ABOUT THIS TASK
Scan the records for "type". Show the matching lines.

---+---

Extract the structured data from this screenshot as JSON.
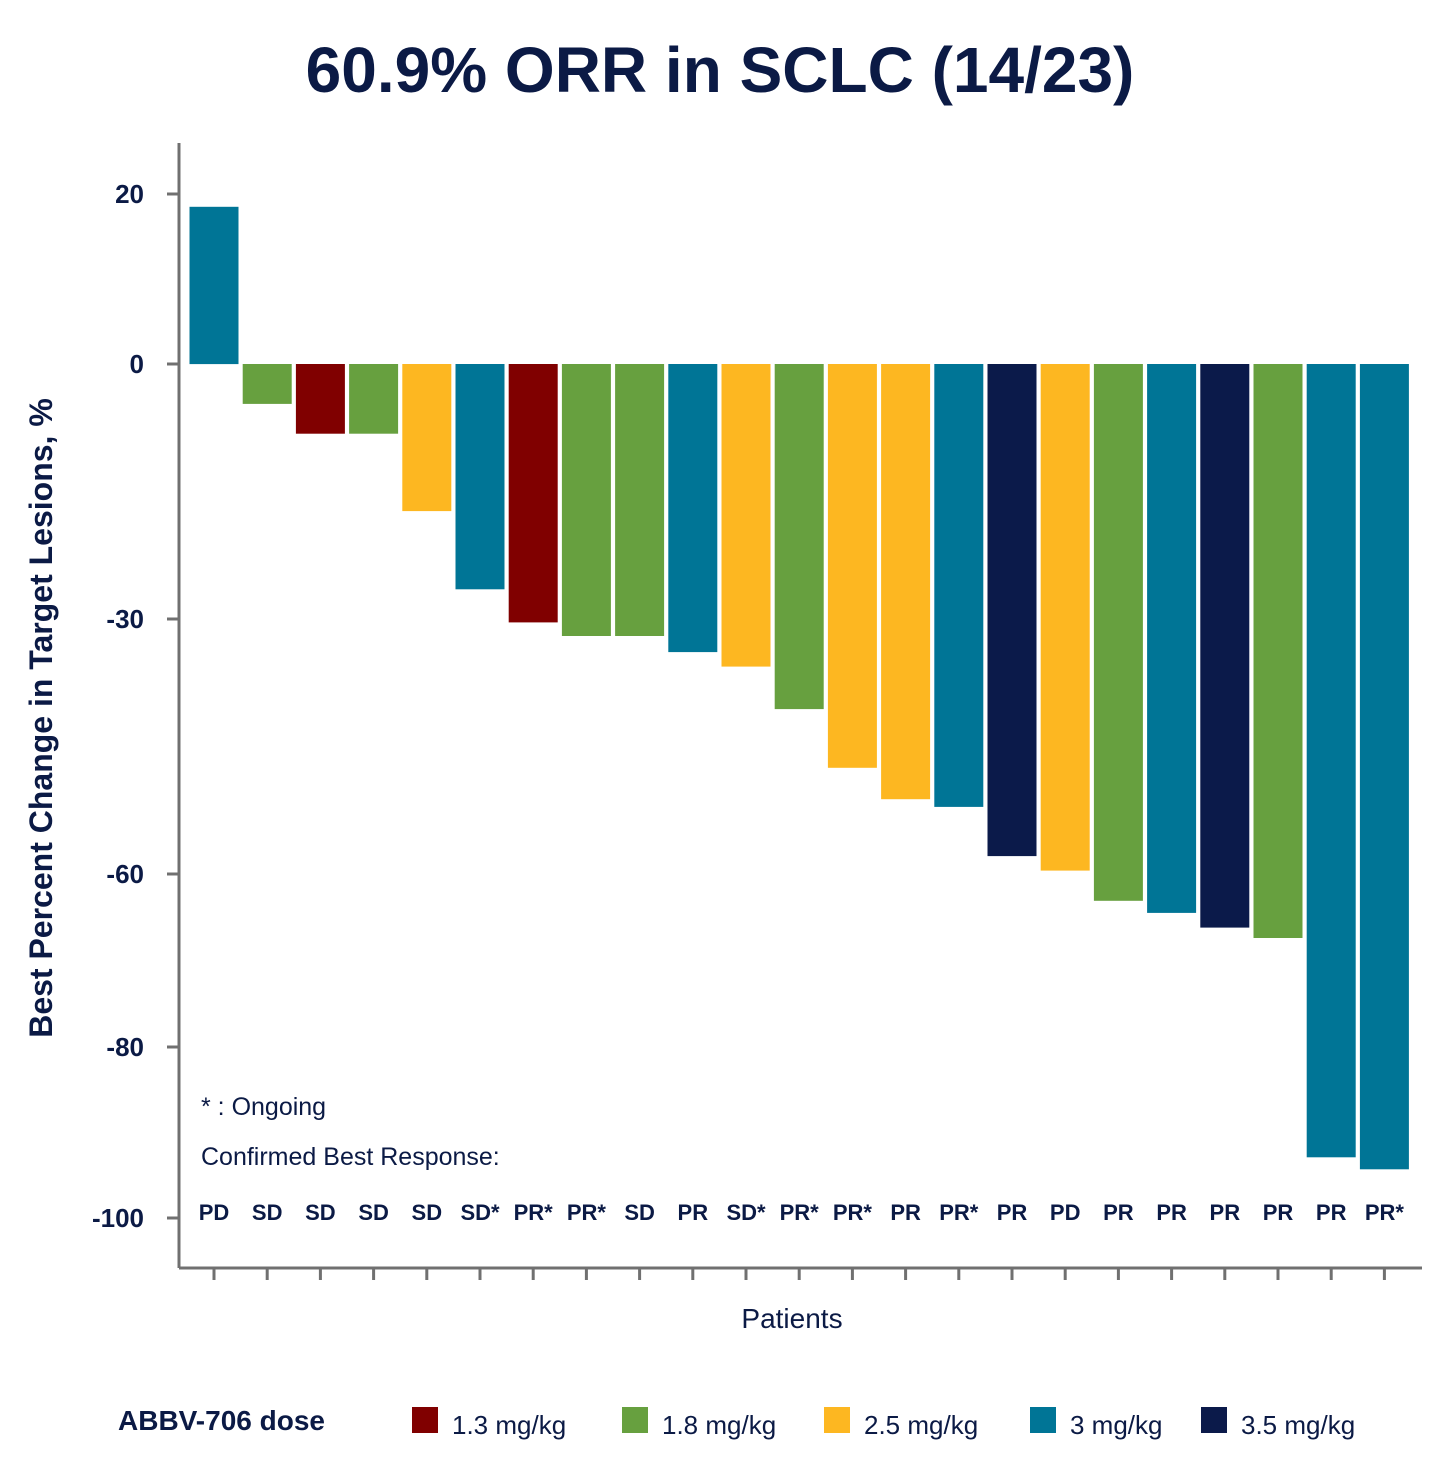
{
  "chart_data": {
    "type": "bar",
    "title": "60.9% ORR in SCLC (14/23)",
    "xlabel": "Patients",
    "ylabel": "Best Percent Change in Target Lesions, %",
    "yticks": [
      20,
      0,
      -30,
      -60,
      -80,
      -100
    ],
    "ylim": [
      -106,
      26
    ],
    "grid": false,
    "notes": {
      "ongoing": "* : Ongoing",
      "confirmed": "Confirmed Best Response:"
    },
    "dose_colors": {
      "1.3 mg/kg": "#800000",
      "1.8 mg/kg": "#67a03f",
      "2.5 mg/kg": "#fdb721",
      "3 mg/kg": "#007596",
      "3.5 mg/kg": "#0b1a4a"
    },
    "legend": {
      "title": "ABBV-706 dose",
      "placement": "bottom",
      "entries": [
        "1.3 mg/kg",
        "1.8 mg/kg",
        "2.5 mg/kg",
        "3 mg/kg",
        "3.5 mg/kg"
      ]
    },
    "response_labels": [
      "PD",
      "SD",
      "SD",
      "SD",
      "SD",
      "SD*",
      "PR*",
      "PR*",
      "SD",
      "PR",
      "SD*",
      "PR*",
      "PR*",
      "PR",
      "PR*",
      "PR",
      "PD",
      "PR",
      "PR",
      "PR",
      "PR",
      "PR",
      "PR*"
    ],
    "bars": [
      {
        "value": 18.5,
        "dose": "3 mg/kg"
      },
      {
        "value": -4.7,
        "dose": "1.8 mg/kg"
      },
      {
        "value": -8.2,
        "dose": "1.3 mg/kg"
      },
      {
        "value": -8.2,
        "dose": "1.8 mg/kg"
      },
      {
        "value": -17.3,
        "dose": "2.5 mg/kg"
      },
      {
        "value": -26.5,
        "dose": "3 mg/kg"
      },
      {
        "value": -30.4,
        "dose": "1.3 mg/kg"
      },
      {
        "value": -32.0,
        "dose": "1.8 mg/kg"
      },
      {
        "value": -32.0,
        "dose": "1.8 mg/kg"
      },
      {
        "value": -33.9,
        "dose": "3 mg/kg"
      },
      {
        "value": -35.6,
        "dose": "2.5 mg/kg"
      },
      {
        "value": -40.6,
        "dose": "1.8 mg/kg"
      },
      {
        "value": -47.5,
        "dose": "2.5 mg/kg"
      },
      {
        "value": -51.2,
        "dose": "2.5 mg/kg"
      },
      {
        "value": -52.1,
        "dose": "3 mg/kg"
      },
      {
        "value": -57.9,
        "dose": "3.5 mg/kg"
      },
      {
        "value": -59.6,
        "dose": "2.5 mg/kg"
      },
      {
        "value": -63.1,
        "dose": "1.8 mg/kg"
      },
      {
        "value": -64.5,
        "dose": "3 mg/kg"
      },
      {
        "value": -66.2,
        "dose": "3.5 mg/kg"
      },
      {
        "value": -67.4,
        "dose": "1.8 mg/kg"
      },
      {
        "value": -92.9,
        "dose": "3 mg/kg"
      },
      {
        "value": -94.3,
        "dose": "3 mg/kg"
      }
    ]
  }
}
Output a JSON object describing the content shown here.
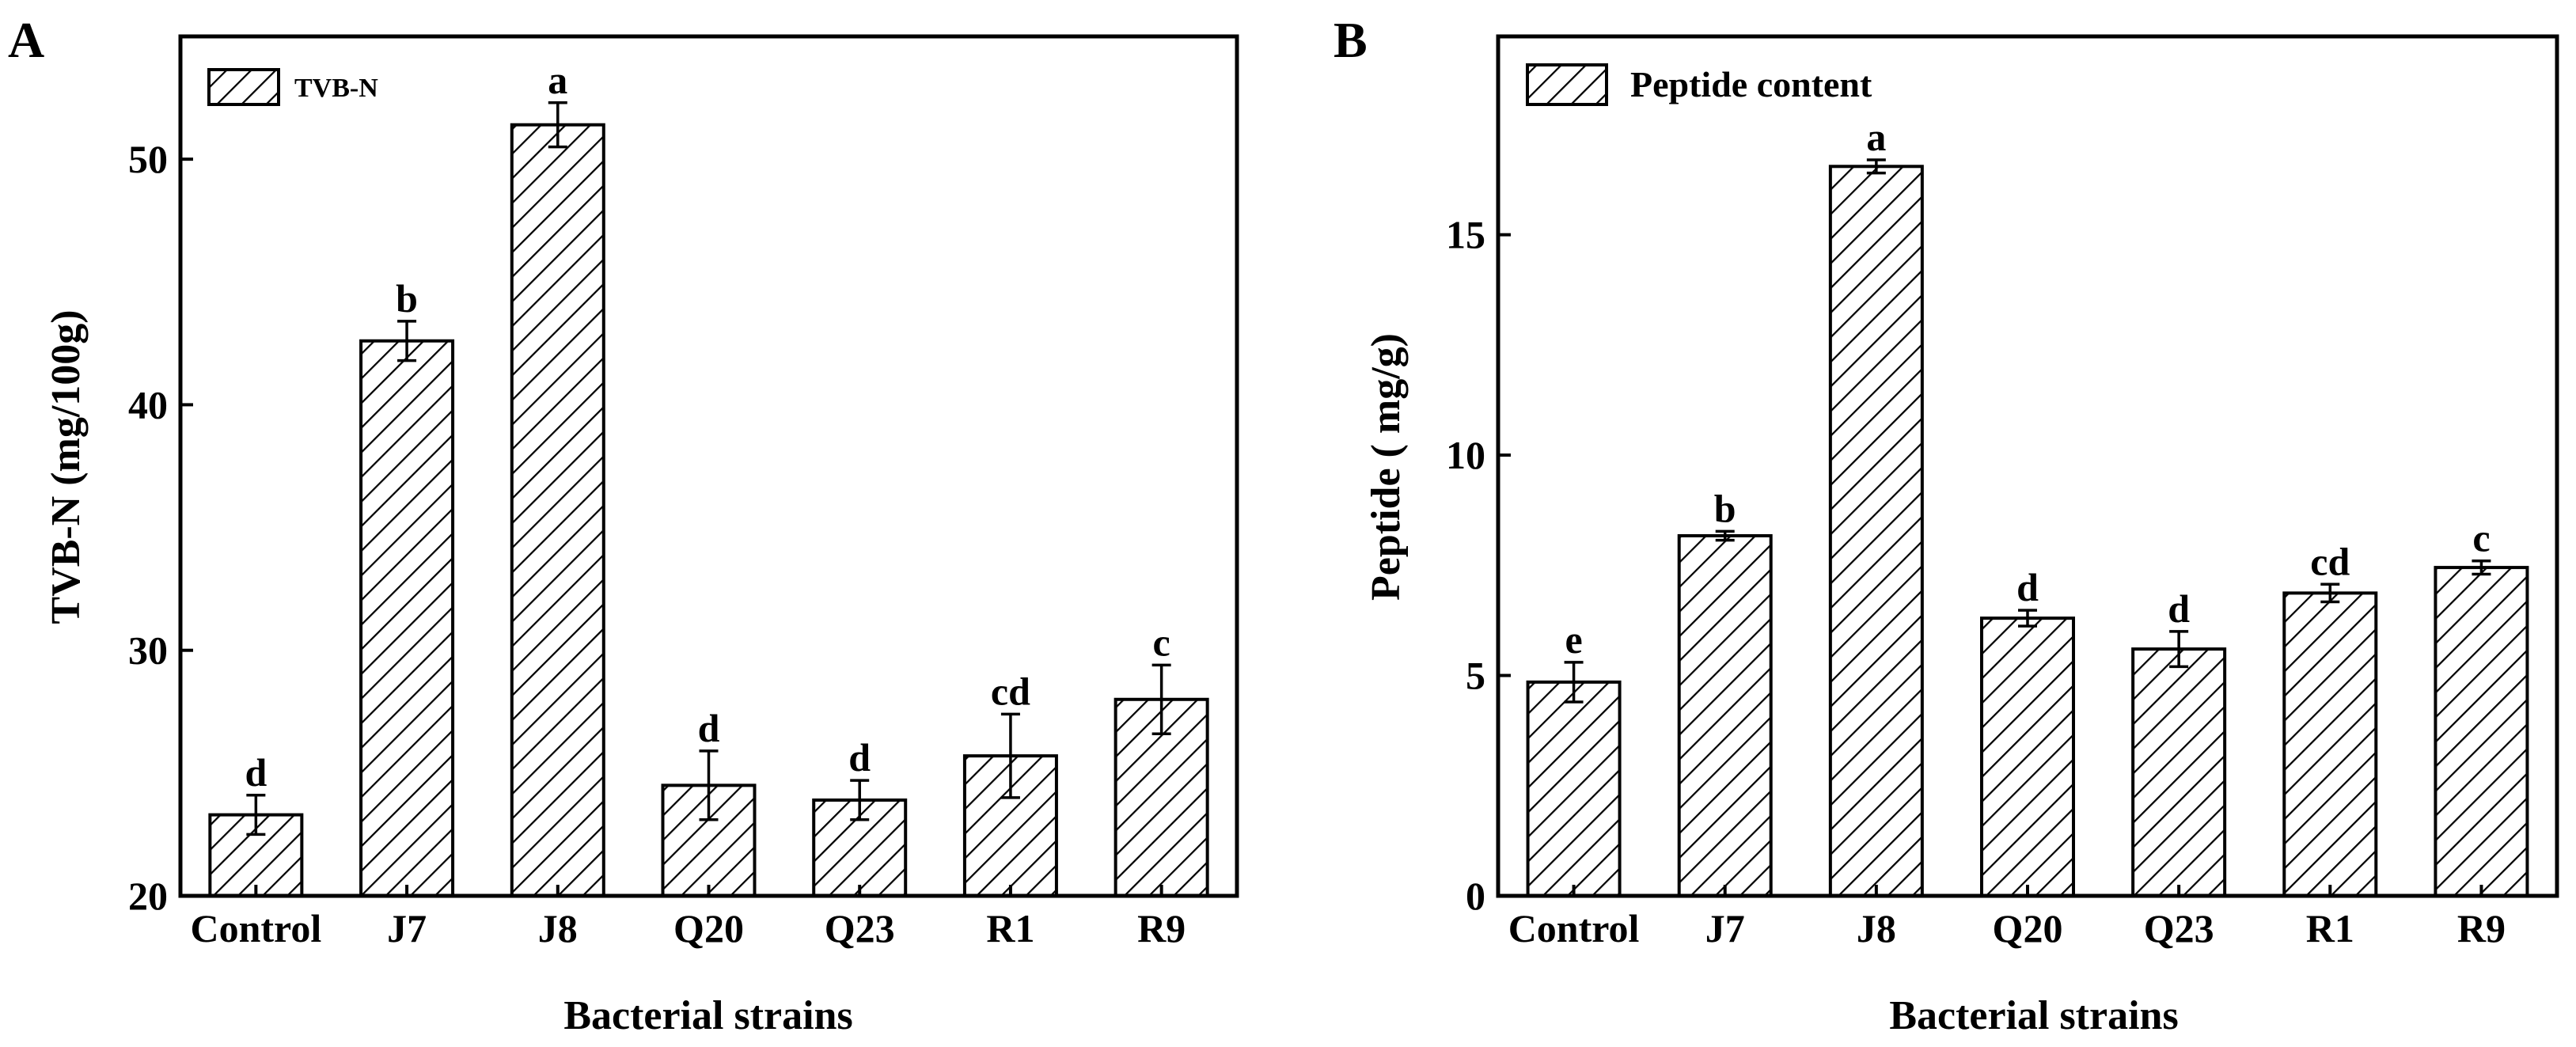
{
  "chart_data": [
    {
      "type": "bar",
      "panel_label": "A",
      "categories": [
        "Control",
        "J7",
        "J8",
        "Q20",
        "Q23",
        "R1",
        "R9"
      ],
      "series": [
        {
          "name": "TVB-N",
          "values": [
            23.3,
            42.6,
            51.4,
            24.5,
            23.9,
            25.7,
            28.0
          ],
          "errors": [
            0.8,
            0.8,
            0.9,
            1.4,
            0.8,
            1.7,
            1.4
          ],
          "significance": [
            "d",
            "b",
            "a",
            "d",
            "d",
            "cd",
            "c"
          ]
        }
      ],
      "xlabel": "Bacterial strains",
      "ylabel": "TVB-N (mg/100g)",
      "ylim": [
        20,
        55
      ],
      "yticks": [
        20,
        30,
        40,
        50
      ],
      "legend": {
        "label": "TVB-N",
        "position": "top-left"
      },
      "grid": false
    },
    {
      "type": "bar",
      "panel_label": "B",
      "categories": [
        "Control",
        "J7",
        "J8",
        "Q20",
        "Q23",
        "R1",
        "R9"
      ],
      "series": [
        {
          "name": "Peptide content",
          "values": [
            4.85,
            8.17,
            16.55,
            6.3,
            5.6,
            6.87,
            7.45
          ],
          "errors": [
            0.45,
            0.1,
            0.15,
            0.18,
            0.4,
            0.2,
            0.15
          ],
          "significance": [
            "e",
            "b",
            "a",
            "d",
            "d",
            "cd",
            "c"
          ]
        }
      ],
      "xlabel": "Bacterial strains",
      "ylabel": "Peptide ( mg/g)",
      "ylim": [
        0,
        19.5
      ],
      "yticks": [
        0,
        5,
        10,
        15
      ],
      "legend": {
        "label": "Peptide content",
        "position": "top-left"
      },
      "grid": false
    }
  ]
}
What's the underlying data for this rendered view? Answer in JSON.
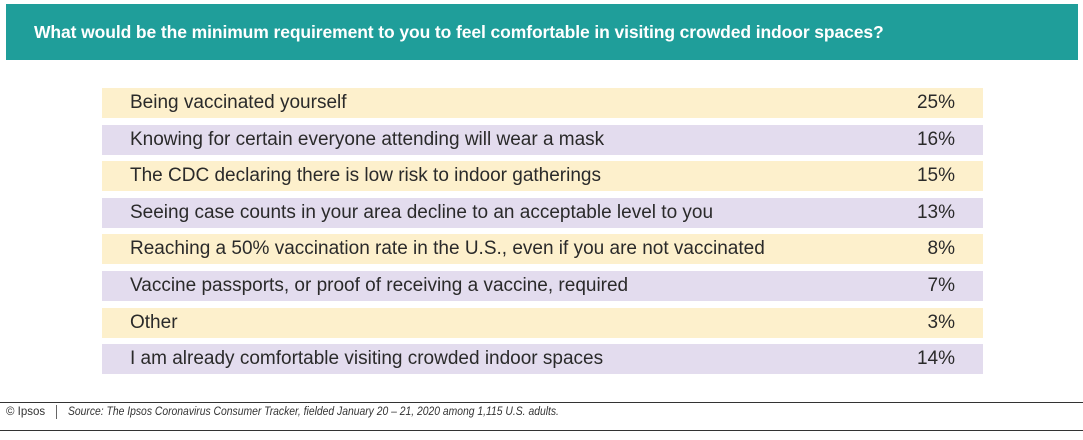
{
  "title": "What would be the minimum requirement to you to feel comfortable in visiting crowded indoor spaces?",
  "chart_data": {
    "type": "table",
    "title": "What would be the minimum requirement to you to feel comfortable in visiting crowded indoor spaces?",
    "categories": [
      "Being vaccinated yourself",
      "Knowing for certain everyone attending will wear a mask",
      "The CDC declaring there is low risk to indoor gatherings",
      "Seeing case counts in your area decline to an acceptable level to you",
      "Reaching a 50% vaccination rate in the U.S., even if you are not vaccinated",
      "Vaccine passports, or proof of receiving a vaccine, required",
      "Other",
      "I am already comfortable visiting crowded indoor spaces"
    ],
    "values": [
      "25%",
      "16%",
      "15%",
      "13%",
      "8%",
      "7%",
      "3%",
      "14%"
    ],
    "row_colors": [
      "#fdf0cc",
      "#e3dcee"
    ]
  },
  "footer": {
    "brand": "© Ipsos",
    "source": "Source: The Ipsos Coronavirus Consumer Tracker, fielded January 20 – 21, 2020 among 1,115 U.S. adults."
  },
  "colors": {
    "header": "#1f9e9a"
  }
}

---+---

EXPECTED ANSWER
    "type": "bar",
      "type": "bar",
      "type": "bar",
    "type": "table",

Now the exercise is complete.